AIM — What follows is a set of entries. Give them again exactly, without the pictures.

Stored data
######

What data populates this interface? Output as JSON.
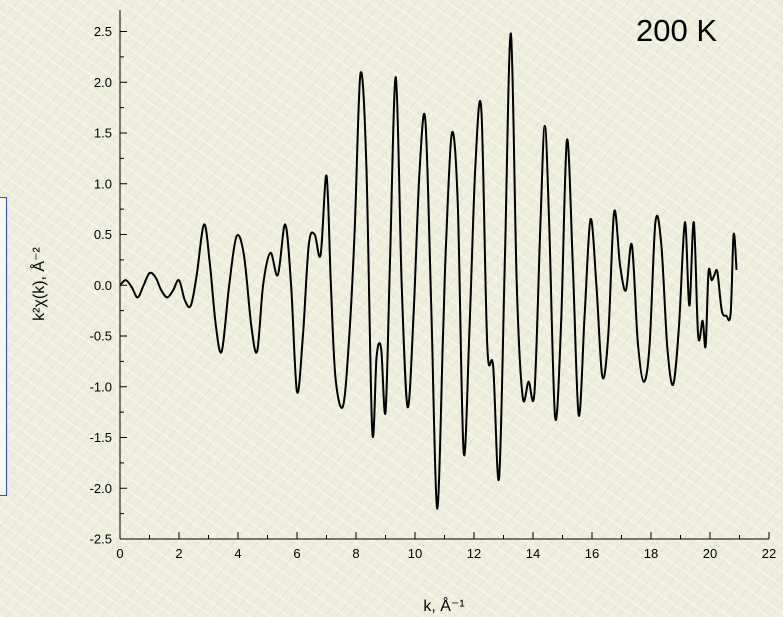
{
  "chart_data": {
    "type": "line",
    "annotation": "200 K",
    "xlabel": "k, Å⁻¹",
    "ylabel": "k²χ(k), Å⁻²",
    "xlim": [
      0,
      22
    ],
    "ylim": [
      -2.5,
      2.6
    ],
    "x_ticks": [
      "0",
      "2",
      "4",
      "6",
      "8",
      "10",
      "12",
      "14",
      "16",
      "18",
      "20",
      "22"
    ],
    "y_ticks": [
      "2.5",
      "2.0",
      "1.5",
      "1.0",
      "0.5",
      "0.0",
      "-0.5",
      "-1.0",
      "-1.5",
      "-2.0",
      "-2.5"
    ],
    "grid": false,
    "legend": "none",
    "line_color": "#000000",
    "series": [
      {
        "x": [
          0.0,
          0.2,
          0.4,
          0.6,
          0.8,
          1.0,
          1.2,
          1.4,
          1.6,
          1.8,
          2.0,
          2.2,
          2.4,
          2.6,
          2.85,
          3.05,
          3.25,
          3.45,
          3.7,
          3.95,
          4.2,
          4.45,
          4.65,
          4.85,
          5.1,
          5.35,
          5.6,
          5.8,
          6.0,
          6.2,
          6.4,
          6.6,
          6.8,
          7.0,
          7.15,
          7.3,
          7.55,
          7.75,
          7.95,
          8.15,
          8.35,
          8.55,
          8.7,
          8.85,
          9.0,
          9.15,
          9.35,
          9.55,
          9.75,
          9.95,
          10.15,
          10.35,
          10.55,
          10.75,
          10.95,
          11.05,
          11.25,
          11.45,
          11.65,
          11.85,
          12.05,
          12.25,
          12.45,
          12.65,
          12.85,
          13.05,
          13.25,
          13.45,
          13.65,
          13.85,
          14.05,
          14.25,
          14.4,
          14.55,
          14.75,
          14.95,
          15.15,
          15.35,
          15.55,
          15.75,
          15.95,
          16.15,
          16.35,
          16.55,
          16.75,
          16.95,
          17.15,
          17.35,
          17.55,
          17.75,
          17.95,
          18.15,
          18.35,
          18.55,
          18.75,
          18.95,
          19.15,
          19.3,
          19.45,
          19.6,
          19.75,
          19.85,
          19.95,
          20.05,
          20.15,
          20.25,
          20.4,
          20.55,
          20.7,
          20.8,
          20.9
        ],
        "y": [
          0.0,
          0.05,
          -0.02,
          -0.12,
          0.0,
          0.12,
          0.08,
          -0.05,
          -0.12,
          -0.05,
          0.05,
          -0.15,
          -0.2,
          0.1,
          0.6,
          0.2,
          -0.4,
          -0.65,
          0.0,
          0.48,
          0.3,
          -0.4,
          -0.65,
          0.0,
          0.32,
          0.1,
          0.6,
          0.0,
          -1.05,
          -0.5,
          0.4,
          0.5,
          0.3,
          1.08,
          0.0,
          -0.9,
          -1.2,
          -0.6,
          0.5,
          2.08,
          1.2,
          -1.43,
          -0.7,
          -0.62,
          -1.25,
          0.2,
          2.05,
          0.0,
          -1.2,
          -0.3,
          1.1,
          1.63,
          -0.2,
          -2.2,
          -0.5,
          0.4,
          1.5,
          0.8,
          -1.65,
          -0.4,
          1.2,
          1.72,
          -0.6,
          -0.8,
          -1.9,
          0.3,
          2.48,
          0.0,
          -1.1,
          -0.95,
          -1.05,
          0.6,
          1.57,
          0.6,
          -1.3,
          -0.4,
          1.43,
          0.2,
          -1.28,
          -0.3,
          0.65,
          0.0,
          -0.9,
          -0.5,
          0.72,
          0.2,
          -0.05,
          0.4,
          -0.55,
          -0.95,
          -0.6,
          0.62,
          0.4,
          -0.6,
          -0.98,
          -0.4,
          0.62,
          -0.2,
          0.62,
          -0.5,
          -0.35,
          -0.6,
          0.13,
          0.05,
          0.1,
          0.13,
          -0.25,
          -0.3,
          -0.28,
          0.5,
          0.15
        ]
      }
    ]
  }
}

######

ANSWER TO THIS PROBLEM —
What data populates this interface? Output as JSON.
{
  "chart_data": {
    "type": "line",
    "annotation": "200 K",
    "xlabel": "k, Å⁻¹",
    "ylabel": "k²χ(k), Å⁻²",
    "xlim": [
      0,
      22
    ],
    "ylim": [
      -2.5,
      2.6
    ],
    "x_ticks": [
      "0",
      "2",
      "4",
      "6",
      "8",
      "10",
      "12",
      "14",
      "16",
      "18",
      "20",
      "22"
    ],
    "y_ticks": [
      "2.5",
      "2.0",
      "1.5",
      "1.0",
      "0.5",
      "0.0",
      "-0.5",
      "-1.0",
      "-1.5",
      "-2.0",
      "-2.5"
    ],
    "grid": false,
    "legend": "none",
    "line_color": "#000000",
    "series": [
      {
        "x": [
          0.0,
          0.2,
          0.4,
          0.6,
          0.8,
          1.0,
          1.2,
          1.4,
          1.6,
          1.8,
          2.0,
          2.2,
          2.4,
          2.6,
          2.85,
          3.05,
          3.25,
          3.45,
          3.7,
          3.95,
          4.2,
          4.45,
          4.65,
          4.85,
          5.1,
          5.35,
          5.6,
          5.8,
          6.0,
          6.2,
          6.4,
          6.6,
          6.8,
          7.0,
          7.15,
          7.3,
          7.55,
          7.75,
          7.95,
          8.15,
          8.35,
          8.55,
          8.7,
          8.85,
          9.0,
          9.15,
          9.35,
          9.55,
          9.75,
          9.95,
          10.15,
          10.35,
          10.55,
          10.75,
          10.95,
          11.05,
          11.25,
          11.45,
          11.65,
          11.85,
          12.05,
          12.25,
          12.45,
          12.65,
          12.85,
          13.05,
          13.25,
          13.45,
          13.65,
          13.85,
          14.05,
          14.25,
          14.4,
          14.55,
          14.75,
          14.95,
          15.15,
          15.35,
          15.55,
          15.75,
          15.95,
          16.15,
          16.35,
          16.55,
          16.75,
          16.95,
          17.15,
          17.35,
          17.55,
          17.75,
          17.95,
          18.15,
          18.35,
          18.55,
          18.75,
          18.95,
          19.15,
          19.3,
          19.45,
          19.6,
          19.75,
          19.85,
          19.95,
          20.05,
          20.15,
          20.25,
          20.4,
          20.55,
          20.7,
          20.8,
          20.9
        ],
        "y": [
          0.0,
          0.05,
          -0.02,
          -0.12,
          0.0,
          0.12,
          0.08,
          -0.05,
          -0.12,
          -0.05,
          0.05,
          -0.15,
          -0.2,
          0.1,
          0.6,
          0.2,
          -0.4,
          -0.65,
          0.0,
          0.48,
          0.3,
          -0.4,
          -0.65,
          0.0,
          0.32,
          0.1,
          0.6,
          0.0,
          -1.05,
          -0.5,
          0.4,
          0.5,
          0.3,
          1.08,
          0.0,
          -0.9,
          -1.2,
          -0.6,
          0.5,
          2.08,
          1.2,
          -1.43,
          -0.7,
          -0.62,
          -1.25,
          0.2,
          2.05,
          0.0,
          -1.2,
          -0.3,
          1.1,
          1.63,
          -0.2,
          -2.2,
          -0.5,
          0.4,
          1.5,
          0.8,
          -1.65,
          -0.4,
          1.2,
          1.72,
          -0.6,
          -0.8,
          -1.9,
          0.3,
          2.48,
          0.0,
          -1.1,
          -0.95,
          -1.05,
          0.6,
          1.57,
          0.6,
          -1.3,
          -0.4,
          1.43,
          0.2,
          -1.28,
          -0.3,
          0.65,
          0.0,
          -0.9,
          -0.5,
          0.72,
          0.2,
          -0.05,
          0.4,
          -0.55,
          -0.95,
          -0.6,
          0.62,
          0.4,
          -0.6,
          -0.98,
          -0.4,
          0.62,
          -0.2,
          0.62,
          -0.5,
          -0.35,
          -0.6,
          0.13,
          0.05,
          0.1,
          0.13,
          -0.25,
          -0.3,
          -0.28,
          0.5,
          0.15
        ]
      }
    ]
  }
}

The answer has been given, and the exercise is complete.